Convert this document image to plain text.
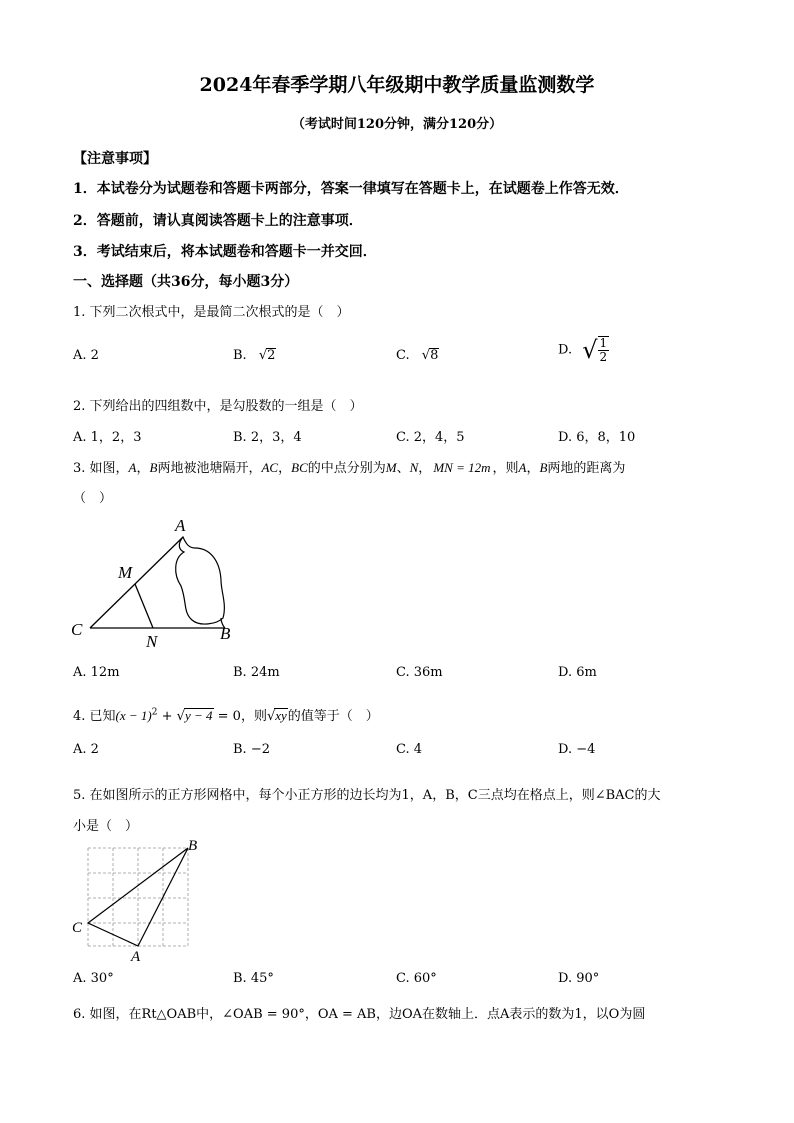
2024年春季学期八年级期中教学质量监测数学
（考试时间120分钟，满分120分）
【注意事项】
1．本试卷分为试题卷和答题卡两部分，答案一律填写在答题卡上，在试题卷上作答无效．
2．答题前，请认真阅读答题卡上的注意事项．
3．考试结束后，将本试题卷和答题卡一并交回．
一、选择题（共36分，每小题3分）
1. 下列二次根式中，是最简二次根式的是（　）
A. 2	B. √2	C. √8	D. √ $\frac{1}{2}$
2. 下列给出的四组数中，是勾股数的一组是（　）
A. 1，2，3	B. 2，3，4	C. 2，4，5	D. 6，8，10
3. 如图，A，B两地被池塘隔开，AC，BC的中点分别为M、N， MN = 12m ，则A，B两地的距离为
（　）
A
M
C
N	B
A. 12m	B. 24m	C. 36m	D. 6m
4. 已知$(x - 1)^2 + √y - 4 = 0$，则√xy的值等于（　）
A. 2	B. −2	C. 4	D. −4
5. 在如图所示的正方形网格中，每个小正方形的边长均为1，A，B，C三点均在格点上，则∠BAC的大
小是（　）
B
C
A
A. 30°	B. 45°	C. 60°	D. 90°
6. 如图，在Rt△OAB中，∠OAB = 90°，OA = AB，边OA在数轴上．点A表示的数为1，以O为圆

* * *

SET EXERCISE: Omit the pictures and output all of the other material exactly.

OUTPUT:
Convert this document image to plain text.
2024年春季学期八年级期中教学质量监测数学
（考试时间120分钟，满分120分）
【注意事项】
1．本试卷分为试题卷和答题卡两部分，答案一律填写在答题卡上，在试题卷上作答无效．
2．答题前，请认真阅读答题卡上的注意事项．
3．考试结束后，将本试题卷和答题卡一并交回．
一、选择题（共36分，每小题3分）
1. 下列二次根式中，是最简二次根式的是（　）
A. 2	B. √2	C. √8	D. √ $\frac{1}{2}$
2. 下列给出的四组数中，是勾股数的一组是（　）
A. 1，2，3	B. 2，3，4	C. 2，4，5	D. 6，8，10
3. 如图，A，B两地被池塘隔开，AC，BC的中点分别为M、N， MN = 12m ，则A，B两地的距离为
（　）
A
M
C
N	B
A. 12m	B. 24m	C. 36m	D. 6m
4. 已知$(x - 1)^2 + √y - 4 = 0$，则√xy的值等于（　）
A. 2	B. −2	C. 4	D. −4
5. 在如图所示的正方形网格中，每个小正方形的边长均为1，A，B，C三点均在格点上，则∠BAC的大
小是（　）
B
C
A
A. 30°	B. 45°	C. 60°	D. 90°
6. 如图，在Rt△OAB中，∠OAB = 90°，OA = AB，边OA在数轴上．点A表示的数为1，以O为圆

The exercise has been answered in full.